PROVIDED RECORDS
▽
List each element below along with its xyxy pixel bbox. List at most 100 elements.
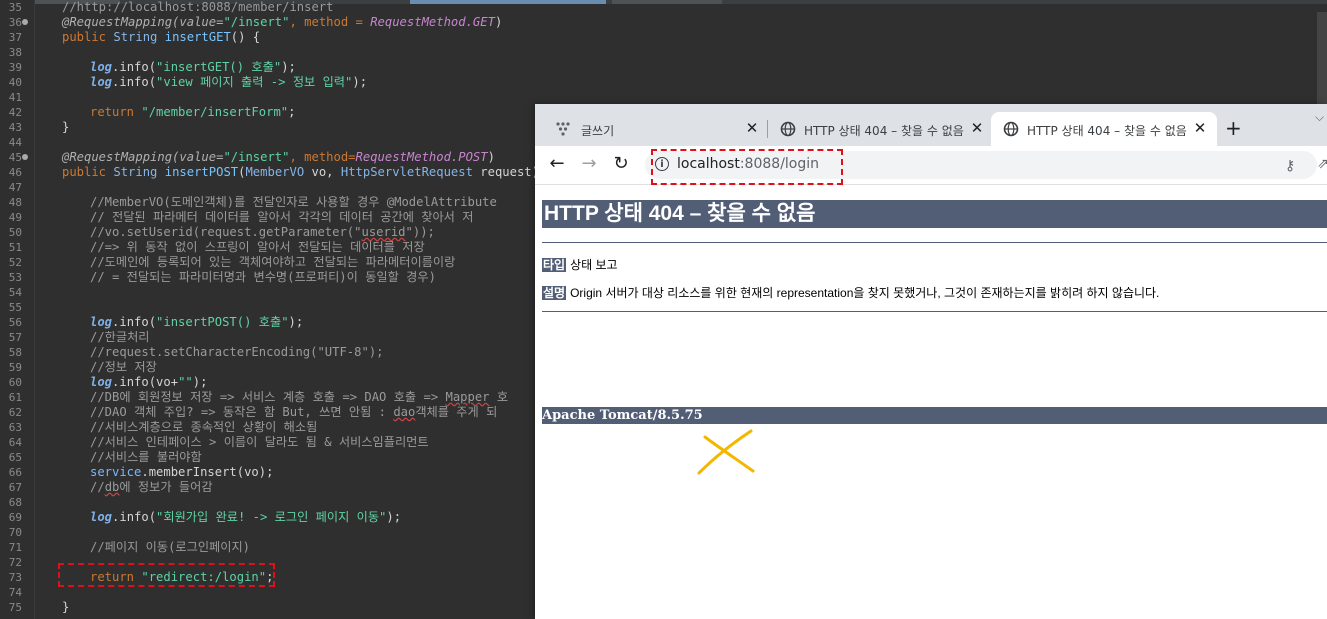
reload-button[interactable]: ↻ <box>609 152 633 176</box>
code-text: , method= <box>289 150 356 164</box>
line-number: 38 <box>8 46 22 59</box>
code-line[interactable]: //도메인에 등록되어 있는 객체여야하고 전달되는 파라메터이름이랑 <box>90 255 455 270</box>
code-line[interactable]: //정보 저장 <box>90 360 157 375</box>
code-line[interactable]: service.memberInsert(vo); <box>90 465 273 480</box>
code-text: vo, <box>304 165 341 179</box>
code-text: } <box>62 120 70 134</box>
code-text: ); <box>288 315 304 329</box>
page-content: HTTP 상태 404 – 찾을 수 없음 타입 상태 보고 설명 Origin 서… <box>535 185 1327 619</box>
close-icon[interactable]: ✕ <box>1191 119 1209 137</box>
line-number-gutter: 35 36 37 38 39 40 41 42 43 44 45 46 47 48 49 50 51 52 53 54… <box>0 0 35 619</box>
code-text: ) <box>487 150 495 164</box>
code-line[interactable]: log.info("insertGET() 호출"); <box>90 60 296 75</box>
close-icon[interactable]: ✕ <box>743 119 761 137</box>
tab-search-chevron-icon[interactable]: ⌵ <box>1315 110 1324 125</box>
code-line[interactable]: @RequestMapping(value="/insert", method … <box>62 15 502 30</box>
tab-title: HTTP 상태 404 – 찾을 수 없음 <box>1027 124 1187 138</box>
code-line[interactable]: } <box>62 600 69 615</box>
globe-icon <box>1003 121 1019 137</box>
type-value: 상태 보고 <box>570 258 618 272</box>
editor-tab-active[interactable] <box>410 0 606 4</box>
code-line[interactable]: //DB에 회원정보 저장 => 서비스 계층 호출 => DAO 호출 => … <box>90 390 508 405</box>
new-tab-button[interactable]: + <box>1225 116 1242 140</box>
code-line[interactable]: // = 전달되는 파라미터명과 변수명(프로퍼티)이 동일할 경우) <box>90 270 436 285</box>
code-text: } <box>62 600 70 614</box>
line-number: 64 <box>8 436 22 449</box>
code-line[interactable]: //서비스를 불러야함 <box>90 450 202 465</box>
browser-window: 글쓰기 ✕ HTTP 상태 404 – 찾을 수 없음 ✕ HTTP 상태 40… <box>535 104 1327 619</box>
forward-button[interactable]: → <box>577 152 601 176</box>
editor-tab[interactable] <box>612 0 722 4</box>
comment: //정보 저장 <box>90 360 157 374</box>
code-line[interactable]: //한글처리 <box>90 330 150 345</box>
tree-dots-icon <box>556 122 570 136</box>
line-number: 65 <box>8 451 22 464</box>
fold-marker-icon[interactable] <box>22 19 28 25</box>
string-literal: "/member/insertForm" <box>141 105 289 119</box>
code-line[interactable]: } <box>62 120 69 135</box>
code-text: .info( <box>112 510 157 524</box>
code-line[interactable]: //db에 정보가 들어감 <box>90 480 213 495</box>
type-name: String <box>113 165 158 179</box>
line-number: 46 <box>8 166 22 179</box>
line-number: 36 <box>8 16 22 29</box>
keyword: public <box>62 30 107 44</box>
string-literal: "" <box>178 375 193 389</box>
line-number: 47 <box>8 181 22 194</box>
string-literal: "/insert" <box>223 150 290 164</box>
return-redirect-highlight <box>58 563 275 587</box>
code-line[interactable]: return "/member/insertForm"; <box>90 105 295 120</box>
browser-tab-404[interactable]: HTTP 상태 404 – 찾을 수 없음 ✕ <box>768 112 990 146</box>
fold-marker-icon[interactable] <box>22 154 28 160</box>
tab-title: HTTP 상태 404 – 찾을 수 없음 <box>804 124 964 138</box>
code-line[interactable]: //MemberVO(도메인객체)를 전달인자로 사용할 경우 @ModelAt… <box>90 195 497 210</box>
code-line[interactable]: log.info("view 페이지 출력 -> 정보 입력"); <box>90 75 367 90</box>
line-number: 67 <box>8 481 22 494</box>
code-line[interactable]: @RequestMapping(value="/insert", method=… <box>62 150 495 165</box>
key-icon[interactable]: ⚷ <box>1285 158 1295 174</box>
share-icon[interactable]: ⇗ <box>1317 156 1327 172</box>
code-line[interactable]: // 전달된 파라메터 데이터를 알아서 각각의 데이터 공간에 찾아서 저 <box>90 210 473 225</box>
description-label: 설명 <box>542 286 567 300</box>
code-text: ) <box>494 15 503 29</box>
code-line[interactable]: //DAO 객체 주입? => 동작은 함 But, 쓰면 안됨 : dao객체… <box>90 405 497 420</box>
code-line[interactable]: log.info(vo+""); <box>90 375 207 390</box>
line-number: 40 <box>8 76 22 89</box>
code-line[interactable]: //http://localhost:8088/member/insert <box>62 0 334 15</box>
close-icon[interactable]: ✕ <box>968 119 986 137</box>
type-label: 타입 <box>542 258 567 272</box>
string-literal: "insertGET() 호출" <box>156 60 282 74</box>
line-number: 54 <box>8 286 22 299</box>
code-text: ); <box>192 375 208 389</box>
comment: //=> 위 동작 없이 스프링이 알아서 전달되는 데이터를 저장 <box>90 240 425 254</box>
comment: //MemberVO(도메인객체)를 전달인자로 사용할 경우 @ModelAt… <box>90 195 497 209</box>
line-number: 49 <box>8 211 22 224</box>
code-line[interactable]: public String insertGET() { <box>62 30 260 45</box>
code-line[interactable]: //=> 위 동작 없이 스프링이 알아서 전달되는 데이터를 저장 <box>90 240 425 255</box>
line-number: 70 <box>8 526 22 539</box>
code-line[interactable]: //페이지 이동(로그인페이지) <box>90 540 250 555</box>
code-line[interactable]: public String insertPOST(MemberVO vo, Ht… <box>62 165 561 180</box>
code-line[interactable]: log.info("회원가입 완료! -> 로그인 페이지 이동"); <box>90 510 401 525</box>
back-button[interactable]: ← <box>545 152 569 176</box>
field-name: service <box>90 465 142 479</box>
code-text: , method = <box>289 15 371 29</box>
comment: //서비스계층으로 종속적인 상황이 해소됨 <box>90 420 318 434</box>
type-name: String <box>113 30 158 44</box>
code-text: .info( <box>112 60 157 74</box>
code-line[interactable]: log.info("insertPOST() 호출"); <box>90 315 303 330</box>
comment: ")); <box>405 225 435 239</box>
string-literal: "insertPOST() 호출" <box>156 315 289 329</box>
code-text: ); <box>352 75 368 89</box>
type-name: MemberVO <box>245 165 305 179</box>
line-number: 51 <box>8 241 22 254</box>
code-line[interactable]: //vo.setUserid(request.getParameter("use… <box>90 225 435 240</box>
code-line[interactable]: //서비스 인테페이스 > 이름이 달라도 됨 & 서비스임플리먼트 <box>90 435 429 450</box>
browser-tab-404-active[interactable]: HTTP 상태 404 – 찾을 수 없음 ✕ <box>991 112 1217 146</box>
code-line[interactable]: //request.setCharacterEncoding("UTF-8"); <box>90 345 384 360</box>
browser-tab-write[interactable]: 글쓰기 ✕ <box>535 112 767 146</box>
comment: 호 <box>489 390 509 404</box>
line-number: 48 <box>8 196 22 209</box>
code-line[interactable]: //서비스계층으로 종속적인 상황이 해소됨 <box>90 420 317 435</box>
code-text: ; <box>288 105 296 119</box>
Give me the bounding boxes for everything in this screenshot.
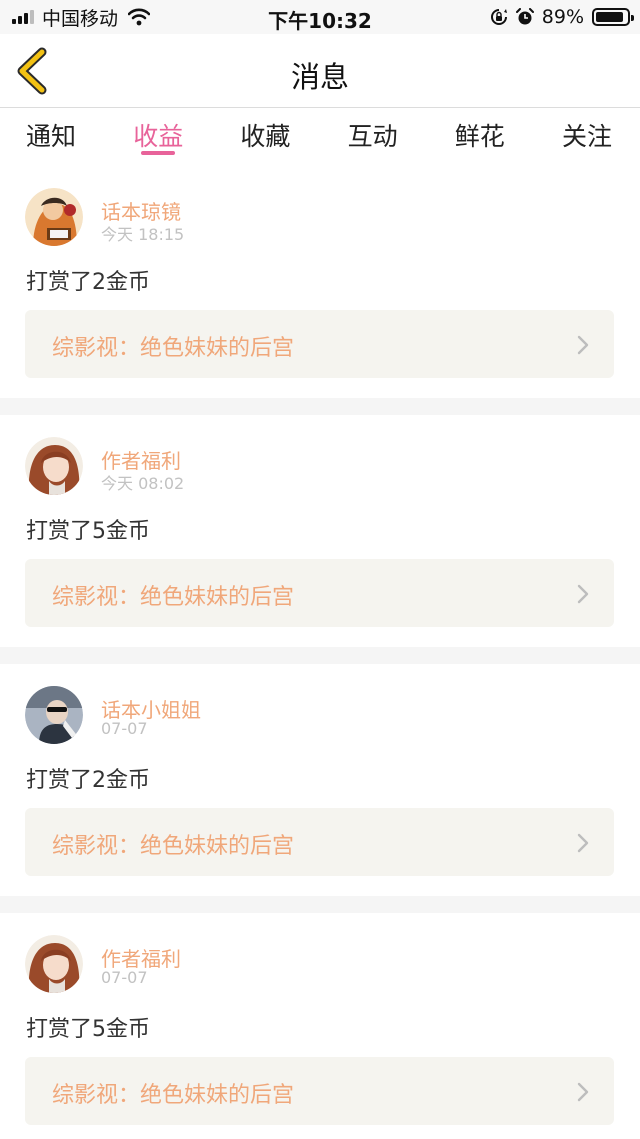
△
JOB
Collect every line of the records above that contains the string "value". Case counts.

FINAL RESULT
code-line[interactable]: @RequestMapping(value="/insert", method … <box>62 15 502 30</box>
type-value: 상태 보고 <box>570 258 618 272</box>
code-line[interactable]: @RequestMapping(value="/insert", method=… <box>62 150 495 165</box>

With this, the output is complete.